◆ **Quoted passage**
Listen to the podcast below or read the lightly edited transcript.

Kate Trinko: Joining me today is Paul O'Reilly. He is the incoming president of Thomas Aquinas College, a Catholic liberal arts college, which has campuses in both Southern California and Massachusetts. Paul, thanks for joining me today.

Paul O'Reilly: It's my pleasure, Kate.

Trinko: And I should note, I do have to make a disclosure about this interview. I am a graduate of Thomas Aquinas College. I spent four great years there, learned a lot, talked a lot. So, going to just acknowledge I'm a little biased here. So, Paul, first off, what makes Thomas Aquinas College different from other colleges and universities?

O'Reilly: Yeah, that's a good question. There a number of ways in which we have a unique program. In one way, it's easy to see what we don't offer. We do not have majors or minors, no electives, no program overseas.

But maybe positively, I'd say, it's a unified program. We have four years of theology, four years of philosophy, but also, four years of mathematics and four years of natural science. And then in addition to those core subjects, we have language, which is the study of language through Latin, music. And then in a class that we call seminar, we study literature and history.

So, that's the overview of what the college offers. And we do so because we think that liberal education is important, and that it's important to have a unified program when all the parts fit together nicely.

For example, in our freshman year, we study Euclid's elements, the first complete analysis of geometry, and that helps in a number of ways. The young people get a sense of you can know something. You can argue and prove things that are so. But it also helps us in our logic tutorial with freshmen philosophy.

So, they understand how premises lead to conclusions. And that kind of unity really does help them understand not just the mathematics itself, but they can know things, and the way they know things are from premises to conclusions. So, I think that's something that's pretty distinct about Thomas Aquinas College.

Trinko: And I will note, although I personally hated Euclid, I did learn a lot from it. Had a great professor. So, you mentioned that these are all part of the liberal arts. What is the liberal arts, and what's the history of studying these things together?

O'Reilly: That's another good question. I guess traditionally, the liberal arts were divided into the quadrivium and the trivium. The quadrivium were the mathematically-based disciplines, geometry, arithmetic, astronomy, and music, curiously, because music can be studied mathematically. And then what you might call the verbal, which is grammar, logic, and rhetoric, that would comprise the trivium.

But although that's traditionally what the seven liberal arts are, nowadays I think liberal arts and liberal arts education is more synonymous with liberal education. And that's an education that doesn't principally look to practical pursuits, though it's not impractical, or the necessary things that take up much of the time in our lives. Rather, it pursues knowledge that perfects human beings just by knowing things.

For example, in our sophomore philosophy, we study Aristotle's “On the Soul.” And in that semester, we come to understand what is the soul. And Aristotle's got a really interesting argument there that the soul isn't the body, it's not a bodily thing, and he argues that from nature and philosophical principles.

◆ **To-do list**
1. Retype the section of the interview transcript about Thomas Aquinas College starting at "Listen to the" and ending at "joining me today.".
2. In the interview transcript about Thomas Aquinas College, which four disciplines made up the quadrivium?
3. Write what follows the last sentence of the interview transcript about Thomas Aquinas College.

◆ **Information shown**
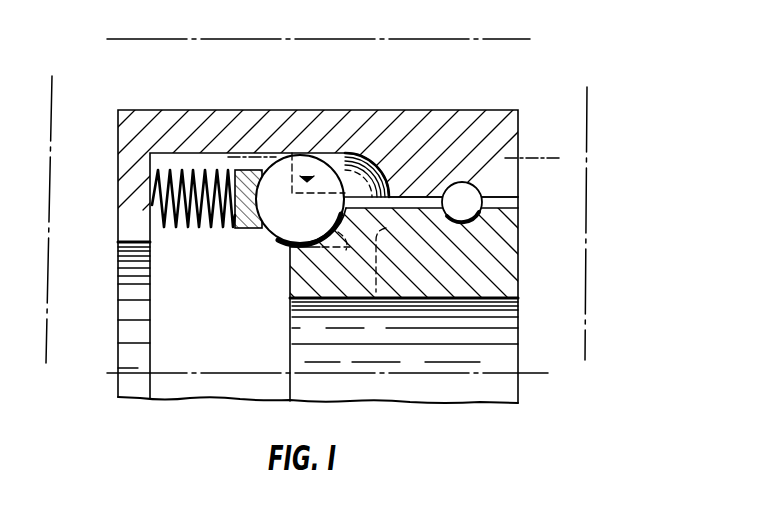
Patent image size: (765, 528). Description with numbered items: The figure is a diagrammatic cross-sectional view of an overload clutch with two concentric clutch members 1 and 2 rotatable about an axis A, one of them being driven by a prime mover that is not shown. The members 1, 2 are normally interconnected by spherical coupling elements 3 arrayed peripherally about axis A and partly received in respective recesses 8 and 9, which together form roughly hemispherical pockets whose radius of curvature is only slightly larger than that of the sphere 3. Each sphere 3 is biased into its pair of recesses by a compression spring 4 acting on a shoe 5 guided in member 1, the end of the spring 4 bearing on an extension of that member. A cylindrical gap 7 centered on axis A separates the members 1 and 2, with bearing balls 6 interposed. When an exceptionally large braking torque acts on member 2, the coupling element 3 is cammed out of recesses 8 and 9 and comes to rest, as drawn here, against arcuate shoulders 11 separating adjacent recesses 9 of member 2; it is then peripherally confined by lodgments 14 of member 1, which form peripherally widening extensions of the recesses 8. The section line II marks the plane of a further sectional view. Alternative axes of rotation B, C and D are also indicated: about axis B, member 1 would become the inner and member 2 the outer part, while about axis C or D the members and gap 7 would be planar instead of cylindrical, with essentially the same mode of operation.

The clutch member 1 is at (491, 110).
The clutch member 2 is at (498, 272).
The spherical coupling element 3 is at (276, 226).
The compression spring 4 is at (187, 222).
The shoe 5 is at (241, 230).
The bearing ball 6 is at (462, 196).
The cylindrical gap 7 is at (421, 200).
The recess 8 is at (367, 158).
The recess 9 is at (376, 292).
The arcuate shoulder 11 is at (342, 213).
The lodgment 14 is at (307, 176).
The axis A is at (491, 376).
The axis of rotation B is at (131, 38).
The axis of rotation C is at (587, 190).
The axis of rotation D is at (50, 187).
The section plane II- II is at (238, 153).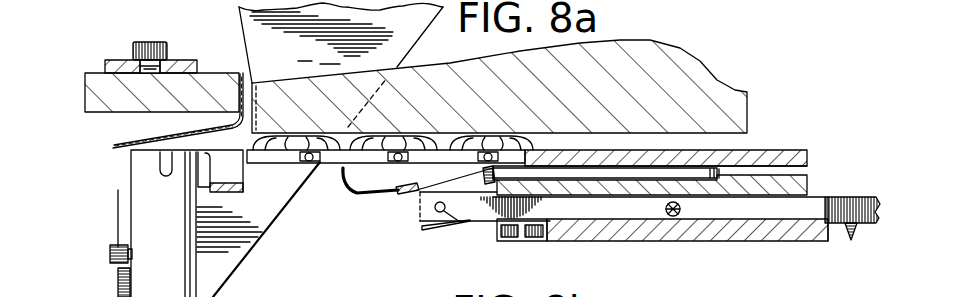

◆ **Answers to the tasks**
1.
Listen to the podcast below or read the lightly edited transcript.

Kate Trinko: Joining me today is Paul O'Reilly. He is the incoming president of Thomas Aquinas College, a Catholic liberal arts college, which has campuses in both Southern California and Massachusetts. Paul, thanks for joining me today.

2. Geometry, arithmetic, astronomy, and music.

3.
But that's worth knowing just for its own sake. It's not necessarily something you would take out and get a job or has some particular practical application. It helps us understand who we are, what we are, and as a result, even what are our ethical and political responsibilities.

Trinko: So, in addition to having an unusual curriculum, Thomas Aquinas has what I'd call an unusual classroom approach. It's not a professor lecturing all the students. Talk to our audience about how classes work at TAC.

O'Reilly: Yeah, we describe it as either the Socratic method or the discussion method. And really what that means is, just as you mentioned, the professor isn't there to profess an understanding of a particular text or a particular matter. In fact, we call our teachers tutors, which means that they function as guides. They're more prepared. They obviously understand the material in a more deep way. But still, they're functioning in class as guides.

So, what that means is the students before each class have to prepare a text, they have to read a text, and read it carefully with a view to discussing it with their peers around the table. And so, that means that they must be active. They must have some understanding and even some questions and some confusions about the text before they come to class.

It's also our view that the author of the text is the principal teacher. Again, our tutors are guides. The author is the principal teacher. And that's an interesting, I think, approach.

Because listen, the authors don't all agree. [Karl] Marx doesn't agree with, John Stuart Mill doesn't agree with others. So, you can see that although we're trying to understand what the author is telling us, the goal is not just to understand the author's view, but ultimately to judge the truth and falsity of it. And that's what we do day in and day out around the table.

Trinko: Now, I know that you, over the years, have taught a lot of classes yourself, although I never actually had you. But how do you think they work out in practice? I could see people thinking, “Hey, when I was a teenager, I wasn't that smart,” or, “I know a lot of idiot teenagers now who like Marx,” and things like that. Does it really make sense for a group of students to be primarily learning from each other?

O'Reilly: Yeah, well, that's a good question. And I think that's a common criticism of Thomas Aquinas College. We sometimes say it's just a mass exchange of ignorance. But I don't think it's quite right to say that the students are learning from each other.

Sure, the students are all working together, but principally, they're learning from the author of the book, whether it's Aristotle or Augustan—and even if it's Marx, to understand why Marx has the view that he does, and ultimately where it goes astray.

So, in a way, if the tutor is effective, he's guiding the students to understand what the position is, how it compares with other positions that they've read before. And so, although they're helping each other, I would say, principally, they're learning from the authors.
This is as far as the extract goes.